=== Work required ===
Leave out every picture, then transcribe the rest of the listing exactly.

*** Entries shown

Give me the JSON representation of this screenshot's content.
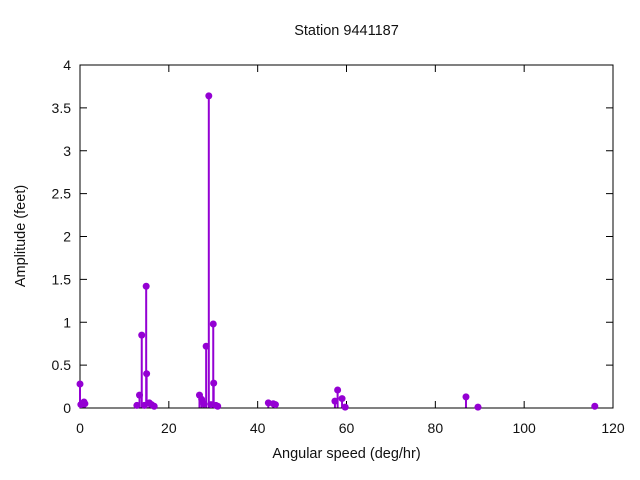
{
  "chart_data": {
    "type": "scatter",
    "style": "stem (impulses with point markers)",
    "title": "Station 9441187",
    "xlabel": "Angular speed (deg/hr)",
    "ylabel": "Amplitude (feet)",
    "xlim": [
      0,
      120
    ],
    "ylim": [
      0,
      4
    ],
    "x_ticks": [
      0,
      20,
      40,
      60,
      80,
      100,
      120
    ],
    "y_ticks": [
      0,
      0.5,
      1,
      1.5,
      2,
      2.5,
      3,
      3.5,
      4
    ],
    "grid": false,
    "legend": "none",
    "point_color": "#9400d3",
    "points": [
      [
        0.0,
        0.28
      ],
      [
        0.2,
        0.04
      ],
      [
        0.9,
        0.07
      ],
      [
        1.1,
        0.05
      ],
      [
        12.8,
        0.03
      ],
      [
        13.4,
        0.15
      ],
      [
        13.9,
        0.85
      ],
      [
        14.5,
        0.03
      ],
      [
        14.9,
        1.42
      ],
      [
        15.0,
        0.4
      ],
      [
        15.6,
        0.06
      ],
      [
        16.1,
        0.04
      ],
      [
        16.7,
        0.02
      ],
      [
        26.9,
        0.15
      ],
      [
        27.4,
        0.1
      ],
      [
        27.9,
        0.05
      ],
      [
        28.4,
        0.72
      ],
      [
        29.0,
        3.64
      ],
      [
        29.5,
        0.04
      ],
      [
        30.0,
        0.98
      ],
      [
        30.1,
        0.29
      ],
      [
        30.6,
        0.03
      ],
      [
        31.0,
        0.02
      ],
      [
        42.4,
        0.06
      ],
      [
        43.5,
        0.05
      ],
      [
        44.0,
        0.04
      ],
      [
        57.4,
        0.08
      ],
      [
        58.0,
        0.21
      ],
      [
        59.0,
        0.11
      ],
      [
        59.7,
        0.01
      ],
      [
        86.9,
        0.13
      ],
      [
        89.6,
        0.01
      ],
      [
        115.9,
        0.02
      ]
    ]
  }
}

******

=== Finished exercise ===
Give me the JSON representation of this screenshot's content.
{
  "chart_data": {
    "type": "scatter",
    "style": "stem (impulses with point markers)",
    "title": "Station 9441187",
    "xlabel": "Angular speed (deg/hr)",
    "ylabel": "Amplitude (feet)",
    "xlim": [
      0,
      120
    ],
    "ylim": [
      0,
      4
    ],
    "x_ticks": [
      0,
      20,
      40,
      60,
      80,
      100,
      120
    ],
    "y_ticks": [
      0,
      0.5,
      1,
      1.5,
      2,
      2.5,
      3,
      3.5,
      4
    ],
    "grid": false,
    "legend": "none",
    "point_color": "#9400d3",
    "points": [
      [
        0.0,
        0.28
      ],
      [
        0.2,
        0.04
      ],
      [
        0.9,
        0.07
      ],
      [
        1.1,
        0.05
      ],
      [
        12.8,
        0.03
      ],
      [
        13.4,
        0.15
      ],
      [
        13.9,
        0.85
      ],
      [
        14.5,
        0.03
      ],
      [
        14.9,
        1.42
      ],
      [
        15.0,
        0.4
      ],
      [
        15.6,
        0.06
      ],
      [
        16.1,
        0.04
      ],
      [
        16.7,
        0.02
      ],
      [
        26.9,
        0.15
      ],
      [
        27.4,
        0.1
      ],
      [
        27.9,
        0.05
      ],
      [
        28.4,
        0.72
      ],
      [
        29.0,
        3.64
      ],
      [
        29.5,
        0.04
      ],
      [
        30.0,
        0.98
      ],
      [
        30.1,
        0.29
      ],
      [
        30.6,
        0.03
      ],
      [
        31.0,
        0.02
      ],
      [
        42.4,
        0.06
      ],
      [
        43.5,
        0.05
      ],
      [
        44.0,
        0.04
      ],
      [
        57.4,
        0.08
      ],
      [
        58.0,
        0.21
      ],
      [
        59.0,
        0.11
      ],
      [
        59.7,
        0.01
      ],
      [
        86.9,
        0.13
      ],
      [
        89.6,
        0.01
      ],
      [
        115.9,
        0.02
      ]
    ]
  }
}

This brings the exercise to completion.